start Data to process

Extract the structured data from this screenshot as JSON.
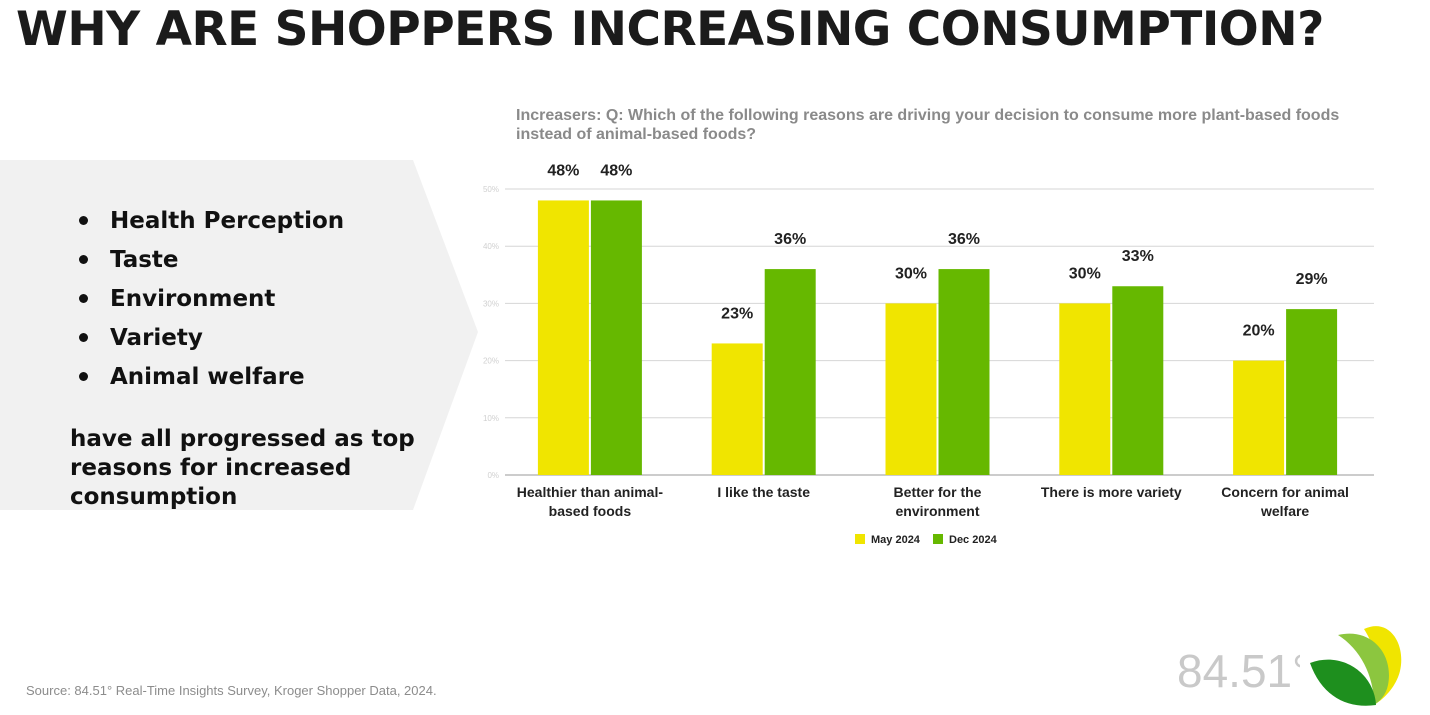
{
  "page": {
    "title": "WHY ARE SHOPPERS INCREASING CONSUMPTION?",
    "source": "Source: 84.51° Real-Time Insights Survey, Kroger Shopper Data, 2024.",
    "brand_text": "84.51°"
  },
  "reasons": [
    "Health Perception",
    "Taste",
    "Environment",
    "Variety",
    "Animal welfare"
  ],
  "summary": "have all progressed as top reasons for increased consumption",
  "colors": {
    "panel": "#f1f1f1",
    "series_may": "#f0e500",
    "series_dec": "#66b800",
    "gridline": "#d6d6d6"
  },
  "chart_data": {
    "type": "bar",
    "title": "Increasers: Q: Which of the following reasons are driving your decision to consume more plant-based foods instead of animal-based foods?",
    "categories": [
      [
        "Healthier than animal-",
        "based foods"
      ],
      [
        "I like the taste"
      ],
      [
        "Better for the",
        "environment"
      ],
      [
        "There is more variety"
      ],
      [
        "Concern for animal",
        "welfare"
      ]
    ],
    "series": [
      {
        "name": "May 2024",
        "values": [
          48,
          23,
          30,
          30,
          20
        ],
        "labels": [
          "48%",
          "23%",
          "30%",
          "30%",
          "20%"
        ]
      },
      {
        "name": "Dec 2024",
        "values": [
          48,
          36,
          36,
          33,
          29
        ],
        "labels": [
          "48%",
          "36%",
          "36%",
          "33%",
          "29%"
        ]
      }
    ],
    "yticks": [
      "0%",
      "10%",
      "20%",
      "30%",
      "40%",
      "50%"
    ],
    "ylim": [
      0,
      50
    ],
    "legend": "bottom-center",
    "grid": true
  }
}
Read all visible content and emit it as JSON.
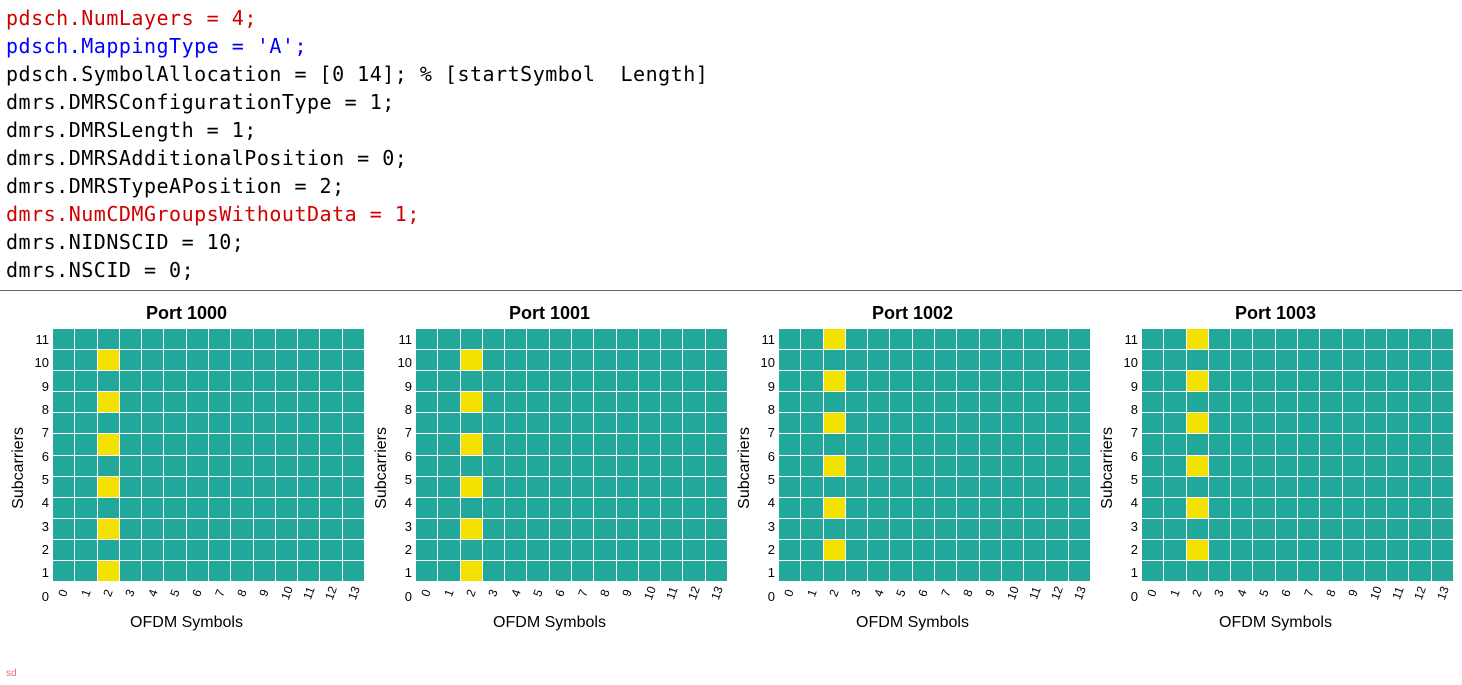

end Data to process

Do not include images; quote all of the entries above exactly.

Extract the structured data from this screenshot as JSON.
{
  "page": {
    "title": "WHY ARE SHOPPERS INCREASING CONSUMPTION?",
    "source": "Source: 84.51° Real-Time Insights Survey, Kroger Shopper Data, 2024.",
    "brand_text": "84.51°"
  },
  "reasons": [
    "Health Perception",
    "Taste",
    "Environment",
    "Variety",
    "Animal welfare"
  ],
  "summary": "have all progressed as top reasons for increased consumption",
  "colors": {
    "panel": "#f1f1f1",
    "series_may": "#f0e500",
    "series_dec": "#66b800",
    "gridline": "#d6d6d6"
  },
  "chart_data": {
    "type": "bar",
    "title": "Increasers: Q: Which of the following reasons are driving your decision to consume more plant-based foods instead of animal-based foods?",
    "categories": [
      [
        "Healthier than animal-",
        "based foods"
      ],
      [
        "I like the taste"
      ],
      [
        "Better for the",
        "environment"
      ],
      [
        "There is more variety"
      ],
      [
        "Concern for animal",
        "welfare"
      ]
    ],
    "series": [
      {
        "name": "May 2024",
        "values": [
          48,
          23,
          30,
          30,
          20
        ],
        "labels": [
          "48%",
          "23%",
          "30%",
          "30%",
          "20%"
        ]
      },
      {
        "name": "Dec 2024",
        "values": [
          48,
          36,
          36,
          33,
          29
        ],
        "labels": [
          "48%",
          "36%",
          "36%",
          "33%",
          "29%"
        ]
      }
    ],
    "yticks": [
      "0%",
      "10%",
      "20%",
      "30%",
      "40%",
      "50%"
    ],
    "ylim": [
      0,
      50
    ],
    "legend": "bottom-center",
    "grid": true
  }
}
Read all visible content and emit it as JSON.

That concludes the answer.